■ PROBLEM DETAILS
Set the data down again, exactly as it reads, but without the pictures.

[Begin LISTED RECORDS]

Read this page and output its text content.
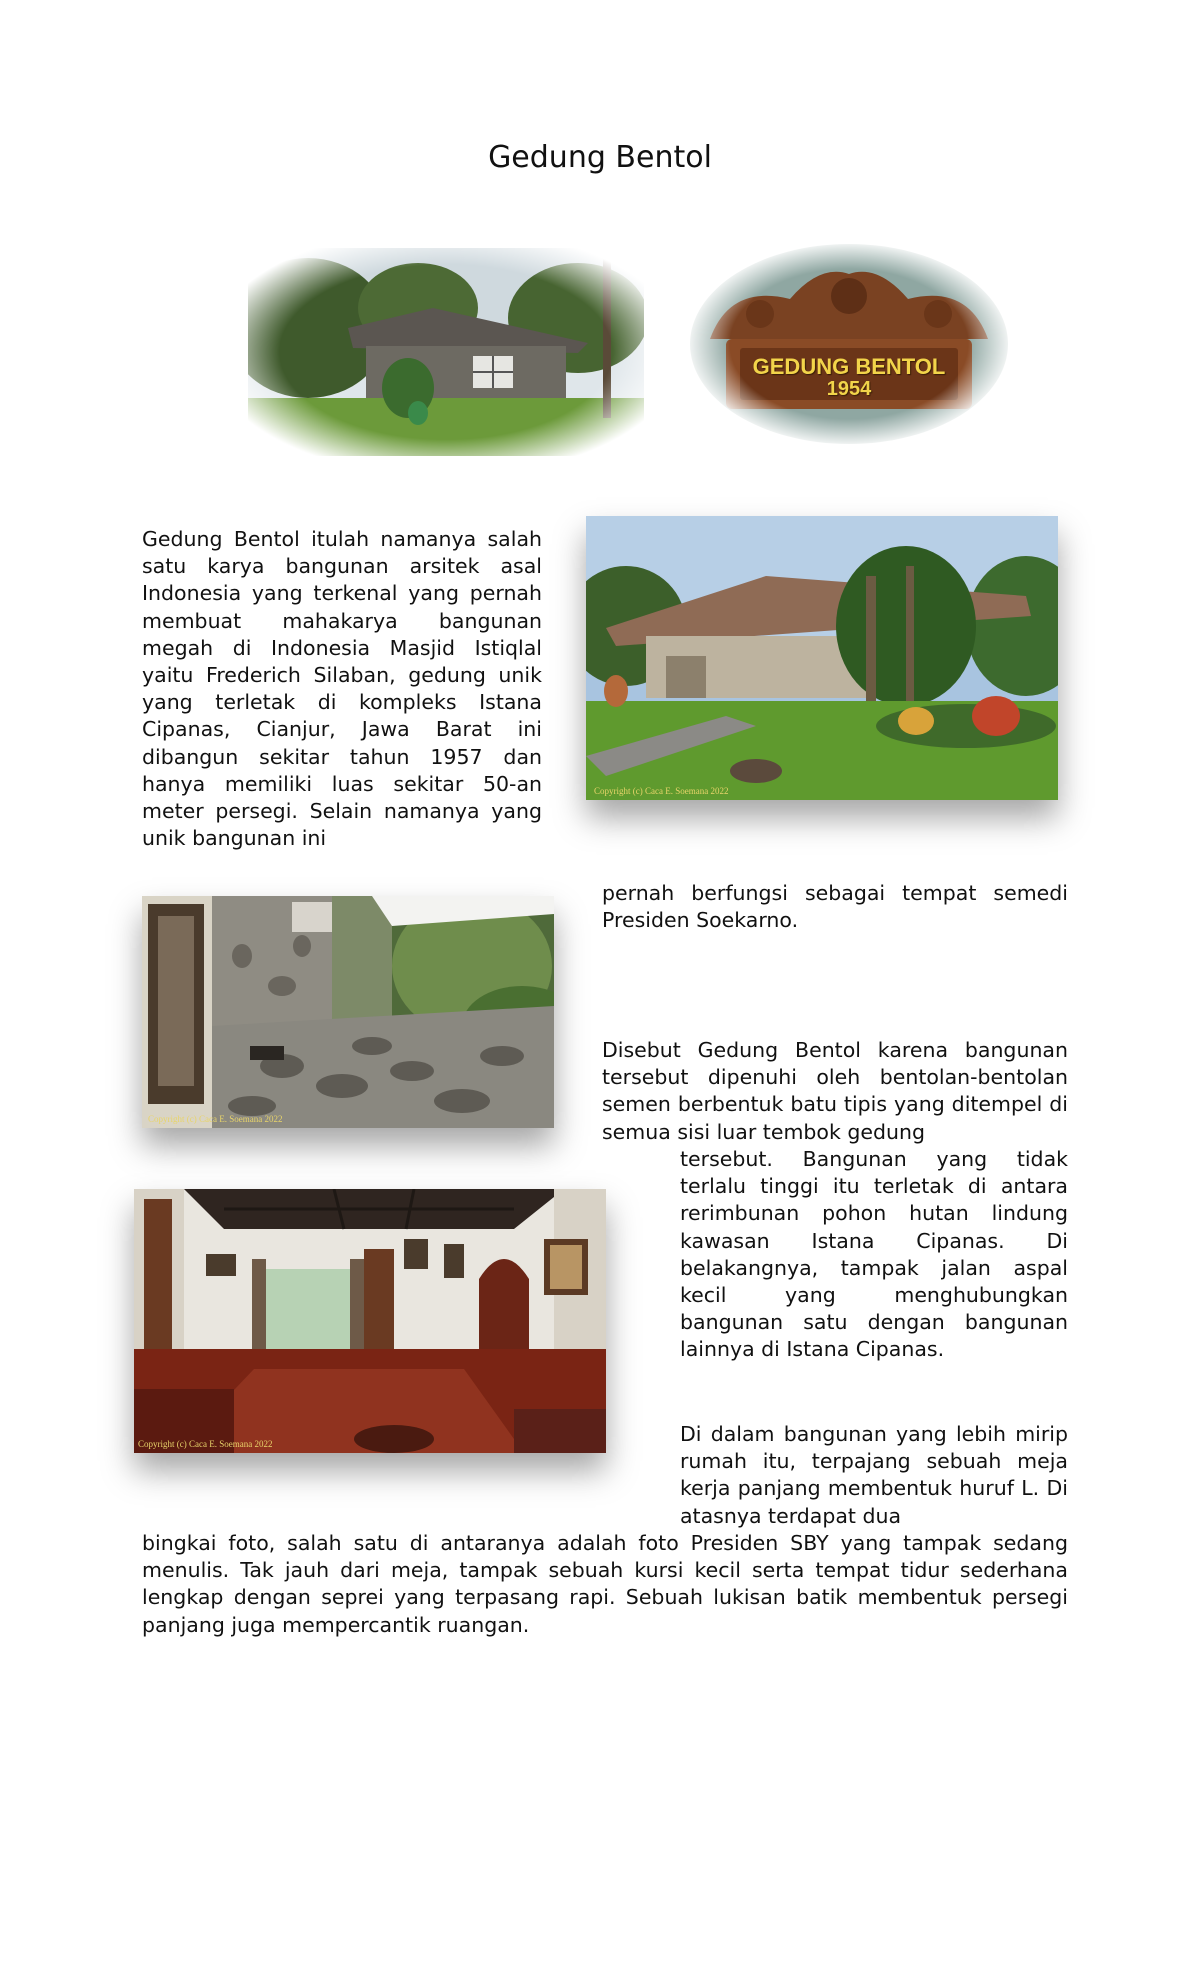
Gedung Bentol
GEDUNG BENTOL
1954
Gedung Bentol itulah namanya salah satu karya bangunan arsitek asal Indonesia yang terkenal yang pernah membuat mahakarya bangunan megah di Indonesia Masjid Istiqlal yaitu Frederich Silaban, gedung unik yang terletak di kompleks Istana Cipanas, Cianjur, Jawa Barat ini dibangun sekitar tahun 1957 dan hanya memiliki luas sekitar 50-an meter persegi. Selain namanya yang unik bangunan ini
Copyright (c) Caca E. Soemana 2022
pernah berfungsi sebagai tempat semedi Presiden Soekarno.
Copyright (c) Caca E. Soemana 2022
Disebut Gedung Bentol karena bangunan tersebut dipenuhi oleh bentolan-bentolan semen berbentuk batu tipis yang ditempel di semua sisi luar tembok gedung
tersebut. Bangunan yang tidak terlalu tinggi itu terletak di antara rerimbunan pohon hutan lindung kawasan Istana Cipanas. Di belakangnya, tampak jalan aspal kecil yang menghubungkan bangunan satu dengan bangunan lainnya di Istana Cipanas.
Copyright (c) Caca E. Soemana 2022	Di dalam bangunan yang lebih mirip rumah itu, terpajang sebuah meja kerja panjang membentuk huruf L. Di atasnya terdapat dua
bingkai foto, salah satu di antaranya adalah foto Presiden SBY yang tampak sedang menulis. Tak jauh dari meja, tampak sebuah kursi kecil serta tempat tidur sederhana lengkap dengan seprei yang terpasang rapi. Sebuah lukisan batik membentuk persegi panjang juga mempercantik ruangan.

[End LISTED RECORDS]

■ ANSWER TO THE TASK
Read this page and output its text content.
Gedung Bentol
GEDUNG BENTOL
1954
Gedung Bentol itulah namanya salah satu karya bangunan arsitek asal Indonesia yang terkenal yang pernah membuat mahakarya bangunan megah di Indonesia Masjid Istiqlal yaitu Frederich Silaban, gedung unik yang terletak di kompleks Istana Cipanas, Cianjur, Jawa Barat ini dibangun sekitar tahun 1957 dan hanya memiliki luas sekitar 50-an meter persegi. Selain namanya yang unik bangunan ini
Copyright (c) Caca E. Soemana 2022
pernah berfungsi sebagai tempat semedi Presiden Soekarno.
Copyright (c) Caca E. Soemana 2022
Disebut Gedung Bentol karena bangunan tersebut dipenuhi oleh bentolan-bentolan semen berbentuk batu tipis yang ditempel di semua sisi luar tembok gedung
tersebut. Bangunan yang tidak terlalu tinggi itu terletak di antara rerimbunan pohon hutan lindung kawasan Istana Cipanas. Di belakangnya, tampak jalan aspal kecil yang menghubungkan bangunan satu dengan bangunan lainnya di Istana Cipanas.
Copyright (c) Caca E. Soemana 2022	Di dalam bangunan yang lebih mirip rumah itu, terpajang sebuah meja kerja panjang membentuk huruf L. Di atasnya terdapat dua
bingkai foto, salah satu di antaranya adalah foto Presiden SBY yang tampak sedang menulis. Tak jauh dari meja, tampak sebuah kursi kecil serta tempat tidur sederhana lengkap dengan seprei yang terpasang rapi. Sebuah lukisan batik membentuk persegi panjang juga mempercantik ruangan.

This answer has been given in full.